*What the task asks*. Gather each line of the entries below that includes "supportive".

# start of Materials provided

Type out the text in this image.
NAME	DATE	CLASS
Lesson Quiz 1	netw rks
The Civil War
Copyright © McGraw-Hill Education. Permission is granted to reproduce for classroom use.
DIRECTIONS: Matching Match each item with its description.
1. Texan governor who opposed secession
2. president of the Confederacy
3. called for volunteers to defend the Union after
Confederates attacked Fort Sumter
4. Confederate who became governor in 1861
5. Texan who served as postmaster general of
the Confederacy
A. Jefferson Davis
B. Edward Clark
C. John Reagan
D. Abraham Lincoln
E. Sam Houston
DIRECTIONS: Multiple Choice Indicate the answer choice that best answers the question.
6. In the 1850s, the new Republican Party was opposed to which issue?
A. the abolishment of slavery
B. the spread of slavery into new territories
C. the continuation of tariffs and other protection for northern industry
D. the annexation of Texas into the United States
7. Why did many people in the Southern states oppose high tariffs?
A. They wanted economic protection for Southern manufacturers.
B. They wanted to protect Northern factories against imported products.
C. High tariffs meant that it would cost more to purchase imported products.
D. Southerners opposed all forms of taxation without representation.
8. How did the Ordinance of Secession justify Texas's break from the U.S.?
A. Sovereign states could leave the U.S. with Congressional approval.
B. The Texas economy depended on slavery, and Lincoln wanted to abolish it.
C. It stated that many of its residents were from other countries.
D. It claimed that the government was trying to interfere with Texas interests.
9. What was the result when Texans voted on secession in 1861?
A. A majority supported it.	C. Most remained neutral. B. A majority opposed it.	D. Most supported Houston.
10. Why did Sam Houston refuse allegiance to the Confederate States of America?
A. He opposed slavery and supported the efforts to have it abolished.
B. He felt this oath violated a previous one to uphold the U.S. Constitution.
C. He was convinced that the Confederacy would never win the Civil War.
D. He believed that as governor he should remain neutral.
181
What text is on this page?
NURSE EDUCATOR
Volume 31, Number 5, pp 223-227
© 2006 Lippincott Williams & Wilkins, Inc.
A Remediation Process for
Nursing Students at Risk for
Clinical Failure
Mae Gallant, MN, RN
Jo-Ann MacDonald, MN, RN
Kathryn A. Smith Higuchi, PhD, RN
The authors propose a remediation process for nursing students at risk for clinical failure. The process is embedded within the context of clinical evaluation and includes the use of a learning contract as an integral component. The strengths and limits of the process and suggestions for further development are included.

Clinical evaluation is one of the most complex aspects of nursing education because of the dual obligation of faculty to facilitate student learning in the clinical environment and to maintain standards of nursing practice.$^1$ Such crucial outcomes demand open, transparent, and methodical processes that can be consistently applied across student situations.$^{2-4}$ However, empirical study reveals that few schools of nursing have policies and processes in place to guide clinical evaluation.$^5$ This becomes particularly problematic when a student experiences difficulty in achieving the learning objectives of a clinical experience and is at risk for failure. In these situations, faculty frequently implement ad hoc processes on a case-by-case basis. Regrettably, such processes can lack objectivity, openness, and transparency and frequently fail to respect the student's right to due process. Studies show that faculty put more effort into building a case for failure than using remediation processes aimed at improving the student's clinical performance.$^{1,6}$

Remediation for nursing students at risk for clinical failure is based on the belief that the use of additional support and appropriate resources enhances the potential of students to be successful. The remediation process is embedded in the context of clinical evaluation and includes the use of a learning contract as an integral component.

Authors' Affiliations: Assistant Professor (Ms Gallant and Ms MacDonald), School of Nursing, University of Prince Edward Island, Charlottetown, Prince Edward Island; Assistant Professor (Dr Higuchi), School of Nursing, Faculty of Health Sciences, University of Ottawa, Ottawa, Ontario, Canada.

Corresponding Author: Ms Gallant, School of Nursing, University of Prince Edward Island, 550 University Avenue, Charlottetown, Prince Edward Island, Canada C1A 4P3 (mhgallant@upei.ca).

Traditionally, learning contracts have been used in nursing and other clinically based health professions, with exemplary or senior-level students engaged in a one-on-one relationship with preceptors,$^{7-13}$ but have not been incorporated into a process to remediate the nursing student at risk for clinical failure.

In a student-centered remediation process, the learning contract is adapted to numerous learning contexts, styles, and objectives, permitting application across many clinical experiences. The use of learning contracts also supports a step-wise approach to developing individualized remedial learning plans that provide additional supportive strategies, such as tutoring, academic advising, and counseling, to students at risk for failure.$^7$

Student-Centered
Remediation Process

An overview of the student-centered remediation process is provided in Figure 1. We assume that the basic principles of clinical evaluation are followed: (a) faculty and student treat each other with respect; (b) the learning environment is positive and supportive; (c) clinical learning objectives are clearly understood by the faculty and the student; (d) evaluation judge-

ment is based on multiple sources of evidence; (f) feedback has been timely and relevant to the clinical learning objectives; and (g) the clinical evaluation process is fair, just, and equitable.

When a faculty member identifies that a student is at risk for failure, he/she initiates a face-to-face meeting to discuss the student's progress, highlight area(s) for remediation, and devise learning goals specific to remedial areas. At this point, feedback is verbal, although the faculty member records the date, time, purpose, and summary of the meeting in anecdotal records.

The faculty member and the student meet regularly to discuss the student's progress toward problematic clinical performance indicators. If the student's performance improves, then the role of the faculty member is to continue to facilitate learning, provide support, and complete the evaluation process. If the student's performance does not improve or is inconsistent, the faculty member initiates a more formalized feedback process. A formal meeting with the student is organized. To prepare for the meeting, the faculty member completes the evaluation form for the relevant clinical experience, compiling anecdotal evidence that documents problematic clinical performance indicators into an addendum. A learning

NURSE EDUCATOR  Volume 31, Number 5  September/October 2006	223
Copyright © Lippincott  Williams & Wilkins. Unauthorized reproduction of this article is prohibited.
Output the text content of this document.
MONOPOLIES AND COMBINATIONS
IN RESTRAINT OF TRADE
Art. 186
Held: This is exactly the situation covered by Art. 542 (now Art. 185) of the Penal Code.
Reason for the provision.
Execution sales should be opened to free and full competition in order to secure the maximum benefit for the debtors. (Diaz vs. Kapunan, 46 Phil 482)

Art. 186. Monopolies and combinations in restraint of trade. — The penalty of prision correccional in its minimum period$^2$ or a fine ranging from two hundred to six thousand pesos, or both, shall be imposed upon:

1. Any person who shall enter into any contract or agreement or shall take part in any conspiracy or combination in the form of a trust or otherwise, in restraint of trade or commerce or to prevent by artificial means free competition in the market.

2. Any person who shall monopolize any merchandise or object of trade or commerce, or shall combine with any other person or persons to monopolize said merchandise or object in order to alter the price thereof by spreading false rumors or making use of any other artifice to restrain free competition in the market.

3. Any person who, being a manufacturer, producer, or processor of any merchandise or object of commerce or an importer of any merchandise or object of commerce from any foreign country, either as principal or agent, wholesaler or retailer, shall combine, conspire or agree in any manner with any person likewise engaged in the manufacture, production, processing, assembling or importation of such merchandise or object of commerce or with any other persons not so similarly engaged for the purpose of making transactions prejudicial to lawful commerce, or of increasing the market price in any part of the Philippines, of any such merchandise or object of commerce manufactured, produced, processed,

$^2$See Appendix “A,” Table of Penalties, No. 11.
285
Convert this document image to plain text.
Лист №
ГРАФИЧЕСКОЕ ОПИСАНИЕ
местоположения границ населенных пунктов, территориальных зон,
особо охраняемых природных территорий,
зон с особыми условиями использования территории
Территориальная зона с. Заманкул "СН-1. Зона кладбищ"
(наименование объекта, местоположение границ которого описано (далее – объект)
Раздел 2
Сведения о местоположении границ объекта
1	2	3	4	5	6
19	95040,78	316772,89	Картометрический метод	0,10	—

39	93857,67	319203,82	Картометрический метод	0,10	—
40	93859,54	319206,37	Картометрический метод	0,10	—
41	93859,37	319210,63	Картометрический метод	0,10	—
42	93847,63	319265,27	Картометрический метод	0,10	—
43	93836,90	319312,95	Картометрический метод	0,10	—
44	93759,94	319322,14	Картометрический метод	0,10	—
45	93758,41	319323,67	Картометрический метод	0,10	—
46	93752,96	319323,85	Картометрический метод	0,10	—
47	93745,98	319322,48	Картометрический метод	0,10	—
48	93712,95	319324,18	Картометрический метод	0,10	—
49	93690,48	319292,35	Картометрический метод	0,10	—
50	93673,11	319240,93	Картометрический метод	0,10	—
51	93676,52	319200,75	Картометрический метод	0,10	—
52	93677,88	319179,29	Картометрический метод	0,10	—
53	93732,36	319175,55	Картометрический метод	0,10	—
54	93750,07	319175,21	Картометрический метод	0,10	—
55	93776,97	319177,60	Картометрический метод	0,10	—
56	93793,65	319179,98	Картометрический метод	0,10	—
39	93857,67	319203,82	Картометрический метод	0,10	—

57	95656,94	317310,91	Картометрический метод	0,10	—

# end of Materials provided

*Exercise answer*.
In a student-centered remediation process, the learning contract is adapted to numerous learning contexts, styles, and objectives, permitting application across many clinical experiences. The use of learning contracts also supports a step-wise approach to developing individualized remedial learning plans that provide additional supportive strategies, such as tutoring, academic advising, and counseling, to students at risk for failure.$^7$
An overview of the student-centered remediation process is provided in Figure 1. We assume that the basic principles of clinical evaluation are followed: (a) faculty and student treat each other with respect; (b) the learning environment is positive and supportive; (c) clinical learning objectives are clearly understood by the faculty and the student; (d) evaluation judge-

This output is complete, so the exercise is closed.